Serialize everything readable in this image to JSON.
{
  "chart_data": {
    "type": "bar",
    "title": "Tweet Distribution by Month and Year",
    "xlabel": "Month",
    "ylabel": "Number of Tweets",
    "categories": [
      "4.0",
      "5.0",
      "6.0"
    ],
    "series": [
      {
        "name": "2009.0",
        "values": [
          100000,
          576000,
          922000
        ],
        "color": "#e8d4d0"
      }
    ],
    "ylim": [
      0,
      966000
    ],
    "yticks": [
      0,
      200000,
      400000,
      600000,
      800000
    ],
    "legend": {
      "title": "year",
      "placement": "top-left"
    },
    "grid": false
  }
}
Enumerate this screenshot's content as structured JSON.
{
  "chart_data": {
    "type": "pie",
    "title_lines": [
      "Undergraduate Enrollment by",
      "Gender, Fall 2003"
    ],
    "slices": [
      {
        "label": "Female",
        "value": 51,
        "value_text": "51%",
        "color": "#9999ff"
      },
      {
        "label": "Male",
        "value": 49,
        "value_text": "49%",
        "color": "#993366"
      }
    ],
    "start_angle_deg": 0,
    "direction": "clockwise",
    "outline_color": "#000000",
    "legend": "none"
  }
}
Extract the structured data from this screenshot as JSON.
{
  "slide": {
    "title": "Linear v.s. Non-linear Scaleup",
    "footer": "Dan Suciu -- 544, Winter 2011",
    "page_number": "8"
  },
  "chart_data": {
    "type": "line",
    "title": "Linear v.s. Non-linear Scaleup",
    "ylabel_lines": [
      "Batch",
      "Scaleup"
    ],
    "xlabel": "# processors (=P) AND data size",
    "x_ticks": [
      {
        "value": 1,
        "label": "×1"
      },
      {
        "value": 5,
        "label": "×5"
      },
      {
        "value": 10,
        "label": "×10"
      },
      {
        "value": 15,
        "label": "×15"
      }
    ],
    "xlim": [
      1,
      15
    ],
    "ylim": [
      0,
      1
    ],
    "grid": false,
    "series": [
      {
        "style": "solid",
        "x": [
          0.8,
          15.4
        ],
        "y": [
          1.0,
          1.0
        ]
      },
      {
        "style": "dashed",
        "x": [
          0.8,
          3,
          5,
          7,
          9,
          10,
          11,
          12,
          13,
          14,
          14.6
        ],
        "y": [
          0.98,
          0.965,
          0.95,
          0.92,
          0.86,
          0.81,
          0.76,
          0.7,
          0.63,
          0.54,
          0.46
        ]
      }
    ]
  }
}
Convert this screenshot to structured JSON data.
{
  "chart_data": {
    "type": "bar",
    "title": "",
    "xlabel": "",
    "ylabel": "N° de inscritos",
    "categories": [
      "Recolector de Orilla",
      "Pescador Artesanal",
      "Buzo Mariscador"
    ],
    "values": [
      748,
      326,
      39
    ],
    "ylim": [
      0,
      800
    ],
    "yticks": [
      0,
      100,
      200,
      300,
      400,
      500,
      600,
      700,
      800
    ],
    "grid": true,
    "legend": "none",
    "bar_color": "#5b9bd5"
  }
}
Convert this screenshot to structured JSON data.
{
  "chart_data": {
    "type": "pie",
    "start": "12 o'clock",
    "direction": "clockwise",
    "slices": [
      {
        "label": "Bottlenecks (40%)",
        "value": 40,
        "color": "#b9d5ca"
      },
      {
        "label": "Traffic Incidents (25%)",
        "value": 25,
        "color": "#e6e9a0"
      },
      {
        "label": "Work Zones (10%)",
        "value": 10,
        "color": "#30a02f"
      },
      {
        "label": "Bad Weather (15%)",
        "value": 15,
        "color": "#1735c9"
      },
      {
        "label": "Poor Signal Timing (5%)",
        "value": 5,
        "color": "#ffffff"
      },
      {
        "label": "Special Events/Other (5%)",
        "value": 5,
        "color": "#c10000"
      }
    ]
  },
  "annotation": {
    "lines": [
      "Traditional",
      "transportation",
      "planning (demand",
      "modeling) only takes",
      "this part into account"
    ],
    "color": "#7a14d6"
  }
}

> _What the task asks_
State the number of lines in the records that contain the string "this", and nothing more.

> _Task result_
6